• **BRIEF**:
Pictures stay out of your copy, but everything else in the records below must be repeated exactly.

* begin DATA SECTION *

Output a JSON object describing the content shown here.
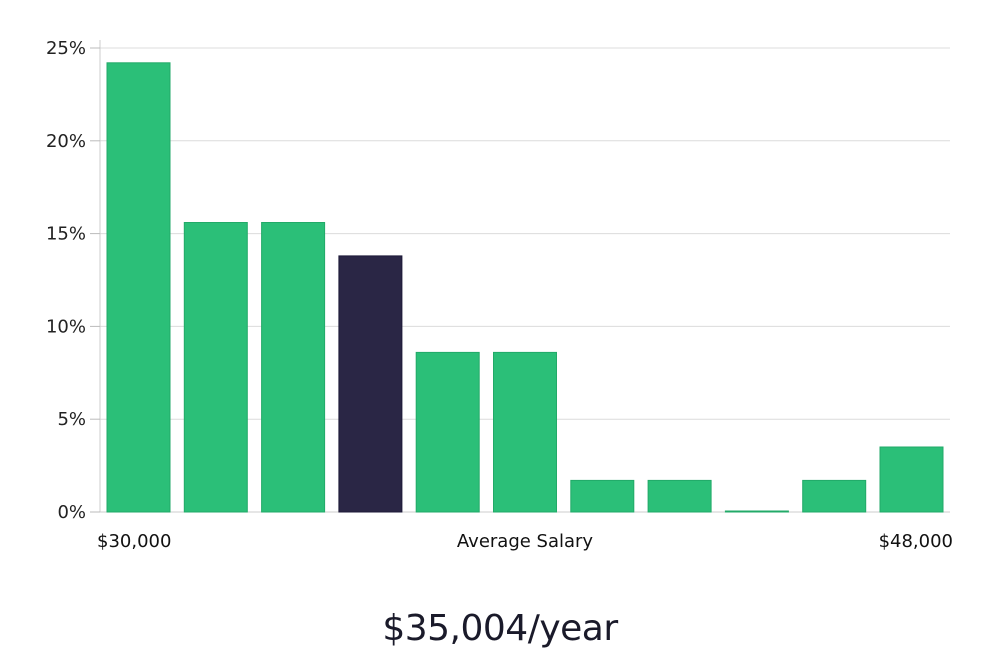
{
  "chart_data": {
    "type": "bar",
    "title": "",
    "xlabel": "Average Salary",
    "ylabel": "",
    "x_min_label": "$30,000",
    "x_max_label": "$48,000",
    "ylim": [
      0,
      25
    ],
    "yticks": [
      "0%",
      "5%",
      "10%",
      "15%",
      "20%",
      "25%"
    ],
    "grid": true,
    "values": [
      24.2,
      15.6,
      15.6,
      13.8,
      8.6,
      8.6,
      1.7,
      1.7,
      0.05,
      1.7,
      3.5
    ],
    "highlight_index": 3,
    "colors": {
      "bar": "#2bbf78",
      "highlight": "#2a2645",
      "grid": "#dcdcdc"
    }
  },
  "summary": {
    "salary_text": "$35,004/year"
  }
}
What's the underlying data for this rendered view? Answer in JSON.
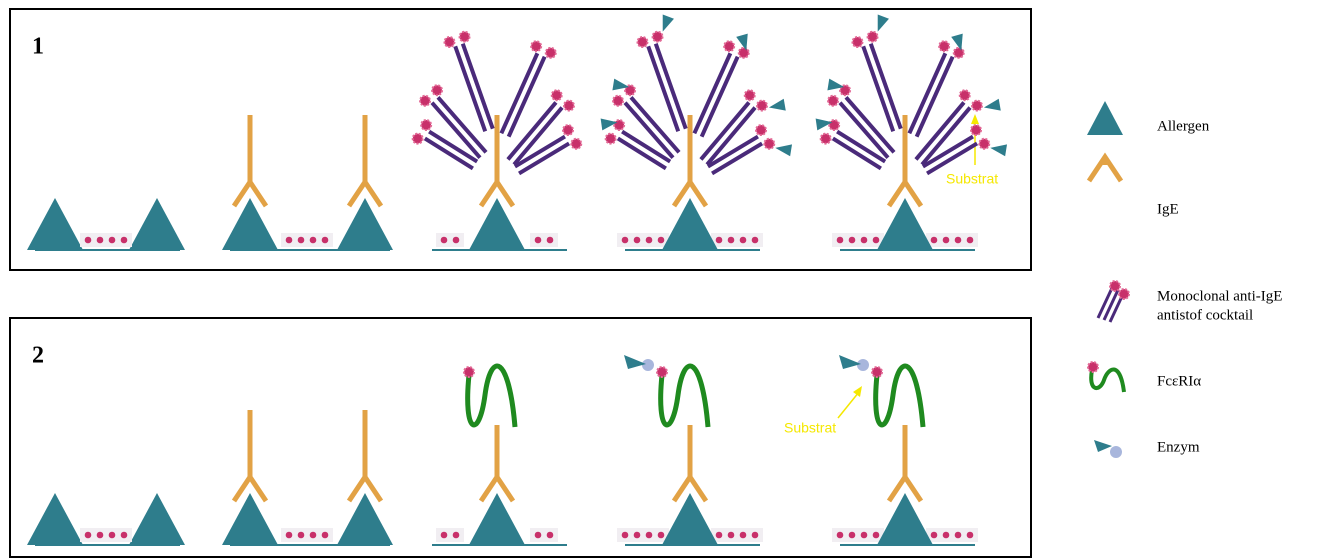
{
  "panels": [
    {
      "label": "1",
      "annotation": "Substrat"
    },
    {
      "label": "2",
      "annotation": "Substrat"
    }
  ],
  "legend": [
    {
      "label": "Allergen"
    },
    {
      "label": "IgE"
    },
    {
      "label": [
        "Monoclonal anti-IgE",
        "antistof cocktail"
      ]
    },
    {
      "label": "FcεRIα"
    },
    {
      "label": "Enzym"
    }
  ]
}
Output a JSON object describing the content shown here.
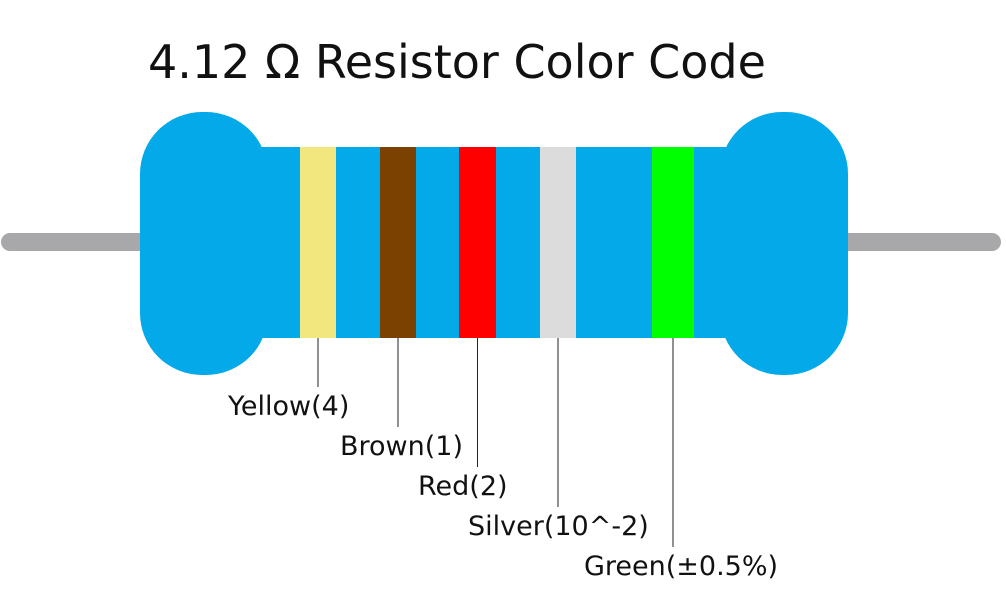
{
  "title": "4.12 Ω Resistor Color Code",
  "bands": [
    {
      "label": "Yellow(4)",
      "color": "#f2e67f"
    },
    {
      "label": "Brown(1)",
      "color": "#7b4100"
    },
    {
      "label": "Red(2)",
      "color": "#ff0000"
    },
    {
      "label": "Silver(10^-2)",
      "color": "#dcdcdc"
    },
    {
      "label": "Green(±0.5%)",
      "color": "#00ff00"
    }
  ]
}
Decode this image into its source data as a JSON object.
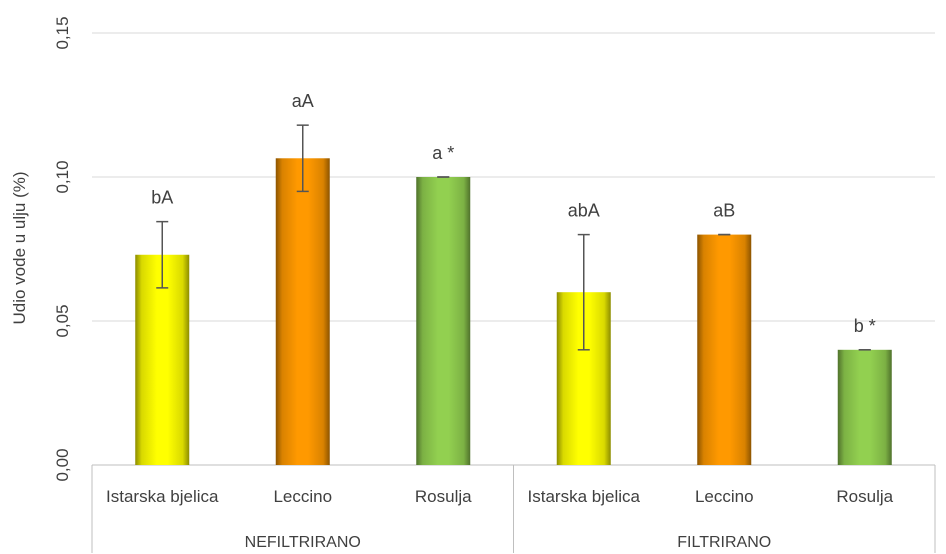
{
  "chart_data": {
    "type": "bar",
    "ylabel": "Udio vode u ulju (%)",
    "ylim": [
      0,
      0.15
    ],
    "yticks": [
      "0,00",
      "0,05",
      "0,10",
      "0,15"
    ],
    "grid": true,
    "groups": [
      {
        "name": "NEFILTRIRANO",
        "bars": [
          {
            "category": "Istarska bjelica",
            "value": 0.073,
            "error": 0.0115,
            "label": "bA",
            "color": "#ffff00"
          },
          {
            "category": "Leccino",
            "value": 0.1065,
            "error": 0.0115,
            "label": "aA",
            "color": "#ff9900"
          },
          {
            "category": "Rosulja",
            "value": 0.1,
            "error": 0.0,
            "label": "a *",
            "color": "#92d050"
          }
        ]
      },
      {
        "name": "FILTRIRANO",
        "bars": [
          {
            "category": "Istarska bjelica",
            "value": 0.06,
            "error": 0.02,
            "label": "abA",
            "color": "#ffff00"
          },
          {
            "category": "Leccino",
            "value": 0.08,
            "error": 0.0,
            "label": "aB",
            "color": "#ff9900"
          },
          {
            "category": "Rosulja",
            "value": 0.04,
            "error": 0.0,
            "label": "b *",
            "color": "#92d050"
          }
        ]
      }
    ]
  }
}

* end DATA SECTION *

• **EXERCISE OUTPUT**:
Output a JSON object describing the content shown here.
{
  "chart_data": {
    "type": "bar",
    "title": "",
    "xlabel": "Average Salary",
    "ylabel": "",
    "x_min_label": "$30,000",
    "x_max_label": "$48,000",
    "ylim": [
      0,
      25
    ],
    "yticks": [
      "0%",
      "5%",
      "10%",
      "15%",
      "20%",
      "25%"
    ],
    "grid": true,
    "values": [
      24.2,
      15.6,
      15.6,
      13.8,
      8.6,
      8.6,
      1.7,
      1.7,
      0.05,
      1.7,
      3.5
    ],
    "highlight_index": 3,
    "colors": {
      "bar": "#2bbf78",
      "highlight": "#2a2645",
      "grid": "#dcdcdc"
    }
  },
  "summary": {
    "salary_text": "$35,004/year"
  }
}
What's the underlying data for this rendered view? Answer in JSON.
{
  "panels": [
    {
      "label": "1",
      "annotation": "Substrat"
    },
    {
      "label": "2",
      "annotation": "Substrat"
    }
  ],
  "legend": [
    {
      "label": "Allergen"
    },
    {
      "label": "IgE"
    },
    {
      "label": [
        "Monoclonal anti-IgE",
        "antistof cocktail"
      ]
    },
    {
      "label": "FcεRIα"
    },
    {
      "label": "Enzym"
    }
  ]
}
Output a JSON object describing the content shown here.
{
  "title": "4.12 Ω Resistor Color Code",
  "bands": [
    {
      "label": "Yellow(4)",
      "color": "#f2e67f"
    },
    {
      "label": "Brown(1)",
      "color": "#7b4100"
    },
    {
      "label": "Red(2)",
      "color": "#ff0000"
    },
    {
      "label": "Silver(10^-2)",
      "color": "#dcdcdc"
    },
    {
      "label": "Green(±0.5%)",
      "color": "#00ff00"
    }
  ]
}
Decode this image into its source data as a JSON object.
{
  "chart_data": {
    "type": "bar",
    "ylabel": "Udio vode u ulju (%)",
    "ylim": [
      0,
      0.15
    ],
    "yticks": [
      "0,00",
      "0,05",
      "0,10",
      "0,15"
    ],
    "grid": true,
    "groups": [
      {
        "name": "NEFILTRIRANO",
        "bars": [
          {
            "category": "Istarska bjelica",
            "value": 0.073,
            "error": 0.0115,
            "label": "bA",
            "color": "#ffff00"
          },
          {
            "category": "Leccino",
            "value": 0.1065,
            "error": 0.0115,
            "label": "aA",
            "color": "#ff9900"
          },
          {
            "category": "Rosulja",
            "value": 0.1,
            "error": 0.0,
            "label": "a *",
            "color": "#92d050"
          }
        ]
      },
      {
        "name": "FILTRIRANO",
        "bars": [
          {
            "category": "Istarska bjelica",
            "value": 0.06,
            "error": 0.02,
            "label": "abA",
            "color": "#ffff00"
          },
          {
            "category": "Leccino",
            "value": 0.08,
            "error": 0.0,
            "label": "aB",
            "color": "#ff9900"
          },
          {
            "category": "Rosulja",
            "value": 0.04,
            "error": 0.0,
            "label": "b *",
            "color": "#92d050"
          }
        ]
      }
    ]
  }
}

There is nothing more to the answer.